Problem to work on: Tally the lines in the listing below that include "Toshkent". Answer with the count and nothing more.

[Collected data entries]
+ + +

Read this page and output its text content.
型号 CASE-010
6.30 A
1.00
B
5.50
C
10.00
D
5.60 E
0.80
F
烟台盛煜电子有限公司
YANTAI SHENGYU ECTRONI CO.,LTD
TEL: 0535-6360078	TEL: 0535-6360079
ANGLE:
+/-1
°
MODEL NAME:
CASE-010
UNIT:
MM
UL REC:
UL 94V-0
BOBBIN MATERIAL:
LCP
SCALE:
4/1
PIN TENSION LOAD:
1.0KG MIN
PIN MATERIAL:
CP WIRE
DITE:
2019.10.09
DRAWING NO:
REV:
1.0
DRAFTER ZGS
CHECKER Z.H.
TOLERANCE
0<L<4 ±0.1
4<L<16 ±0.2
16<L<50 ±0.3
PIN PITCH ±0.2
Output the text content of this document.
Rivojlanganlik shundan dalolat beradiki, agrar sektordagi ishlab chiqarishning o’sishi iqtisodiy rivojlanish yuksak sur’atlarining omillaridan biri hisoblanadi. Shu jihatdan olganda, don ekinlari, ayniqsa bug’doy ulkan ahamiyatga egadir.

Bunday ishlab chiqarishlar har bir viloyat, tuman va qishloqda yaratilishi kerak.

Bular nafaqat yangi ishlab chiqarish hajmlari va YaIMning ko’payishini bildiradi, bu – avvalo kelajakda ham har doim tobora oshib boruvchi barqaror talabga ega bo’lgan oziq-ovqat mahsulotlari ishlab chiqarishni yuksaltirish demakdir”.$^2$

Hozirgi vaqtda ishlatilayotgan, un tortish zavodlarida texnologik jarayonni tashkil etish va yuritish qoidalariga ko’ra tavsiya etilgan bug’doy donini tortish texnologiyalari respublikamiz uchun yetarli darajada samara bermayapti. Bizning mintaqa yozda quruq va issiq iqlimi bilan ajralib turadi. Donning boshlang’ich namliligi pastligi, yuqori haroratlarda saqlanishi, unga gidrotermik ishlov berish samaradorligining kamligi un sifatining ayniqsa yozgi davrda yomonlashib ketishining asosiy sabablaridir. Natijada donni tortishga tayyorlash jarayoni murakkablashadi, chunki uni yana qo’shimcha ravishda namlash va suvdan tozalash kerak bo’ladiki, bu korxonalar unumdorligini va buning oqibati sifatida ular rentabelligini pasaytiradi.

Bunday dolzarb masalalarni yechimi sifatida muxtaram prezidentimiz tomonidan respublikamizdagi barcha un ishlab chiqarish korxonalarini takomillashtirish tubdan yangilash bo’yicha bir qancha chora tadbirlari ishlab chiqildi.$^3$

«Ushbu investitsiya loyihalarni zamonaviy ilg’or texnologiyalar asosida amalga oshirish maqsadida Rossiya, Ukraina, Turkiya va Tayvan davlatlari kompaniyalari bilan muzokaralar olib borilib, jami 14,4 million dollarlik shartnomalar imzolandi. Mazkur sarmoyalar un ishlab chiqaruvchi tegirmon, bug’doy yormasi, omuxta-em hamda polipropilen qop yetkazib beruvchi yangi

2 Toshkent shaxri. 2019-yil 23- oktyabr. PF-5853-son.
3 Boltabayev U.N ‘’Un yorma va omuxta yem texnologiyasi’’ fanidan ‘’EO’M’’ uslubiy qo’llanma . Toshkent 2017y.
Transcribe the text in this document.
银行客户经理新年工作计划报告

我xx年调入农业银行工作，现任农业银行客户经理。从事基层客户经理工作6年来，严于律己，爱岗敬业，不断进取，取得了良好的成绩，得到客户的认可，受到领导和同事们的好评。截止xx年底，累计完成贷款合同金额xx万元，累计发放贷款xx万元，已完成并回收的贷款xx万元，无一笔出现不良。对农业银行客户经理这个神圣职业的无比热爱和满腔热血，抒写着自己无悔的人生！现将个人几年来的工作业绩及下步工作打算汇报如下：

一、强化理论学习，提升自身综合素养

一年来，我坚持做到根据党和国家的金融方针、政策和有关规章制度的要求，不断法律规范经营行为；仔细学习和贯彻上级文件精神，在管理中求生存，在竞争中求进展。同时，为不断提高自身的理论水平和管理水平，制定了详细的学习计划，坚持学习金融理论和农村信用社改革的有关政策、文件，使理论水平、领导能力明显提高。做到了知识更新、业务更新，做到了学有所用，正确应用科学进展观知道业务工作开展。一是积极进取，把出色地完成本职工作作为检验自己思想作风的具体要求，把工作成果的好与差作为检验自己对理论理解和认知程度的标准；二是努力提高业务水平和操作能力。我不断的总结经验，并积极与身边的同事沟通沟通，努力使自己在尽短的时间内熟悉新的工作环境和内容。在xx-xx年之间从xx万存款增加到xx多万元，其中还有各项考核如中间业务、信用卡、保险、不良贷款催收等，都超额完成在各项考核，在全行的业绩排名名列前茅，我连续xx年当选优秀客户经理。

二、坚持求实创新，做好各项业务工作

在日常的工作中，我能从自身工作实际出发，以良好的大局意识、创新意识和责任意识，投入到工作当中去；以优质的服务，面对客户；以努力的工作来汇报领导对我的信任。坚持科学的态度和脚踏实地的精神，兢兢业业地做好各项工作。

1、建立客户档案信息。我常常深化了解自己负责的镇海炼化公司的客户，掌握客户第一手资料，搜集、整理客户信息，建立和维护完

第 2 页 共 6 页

+ + +

Output for this exercise: 2